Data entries
◇ ◇ ◇ ◇
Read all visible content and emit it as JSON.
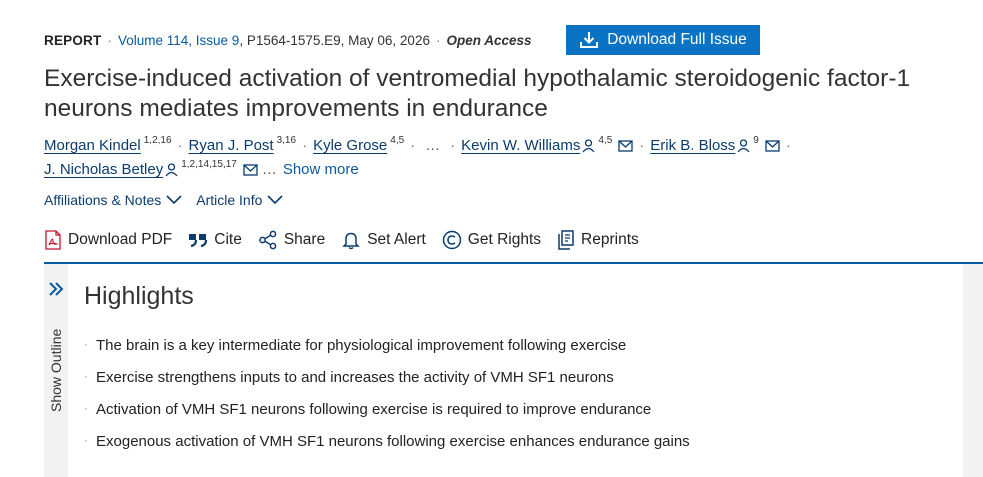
{
  "header": {
    "type_label": "REPORT",
    "volume": "Volume 114, Issue 9",
    "details": "P1564-1575.E9, May 06, 2026",
    "open_access": "Open Access",
    "download_full_issue": "Download Full Issue"
  },
  "article": {
    "title": "Exercise-induced activation of ventromedial hypothalamic steroidogenic factor-1 neurons mediates improvements in endurance"
  },
  "authors": {
    "a1": {
      "name": "Morgan Kindel",
      "sup": "1,2,16"
    },
    "a2": {
      "name": "Ryan J. Post",
      "sup": "3,16"
    },
    "a3": {
      "name": "Kyle Grose",
      "sup": "4,5"
    },
    "ellipsis": "…",
    "a4": {
      "name": "Kevin W. Williams",
      "sup": "4,5"
    },
    "a5": {
      "name": "Erik B. Bloss",
      "sup": "9"
    },
    "a6": {
      "name": "J. Nicholas Betley",
      "sup": "1,2,14,15,17"
    },
    "show_more_ellipsis": "…",
    "show_more": "Show more",
    "dot": "·"
  },
  "links": {
    "affiliations": "Affiliations & Notes",
    "article_info": "Article Info"
  },
  "toolbar": {
    "download_pdf": "Download PDF",
    "cite": "Cite",
    "share": "Share",
    "set_alert": "Set Alert",
    "get_rights": "Get Rights",
    "reprints": "Reprints"
  },
  "outline": {
    "label": "Show Outline"
  },
  "highlights": {
    "title": "Highlights",
    "bullet": "·",
    "items": [
      "The brain is a key intermediate for physiological improvement following exercise",
      "Exercise strengthens inputs to and increases the activity of VMH SF1 neurons",
      "Activation of VMH SF1 neurons following exercise is required to improve endurance",
      "Exogenous activation of VMH SF1 neurons following exercise enhances endurance gains"
    ]
  },
  "colors": {
    "accent": "#0a73c4",
    "link": "#0a3c6e",
    "divider": "#0a5aa0"
  }
}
◇ ◇ ◇ ◇
SET TASK:
Check every line for "title" and show the ones that have it.

RESULT BELOW:
    "title": "Exercise-induced activation of ventromedial hypothalamic steroidogenic factor-1 neurons mediates improvements in endurance"
    "title": "Highlights",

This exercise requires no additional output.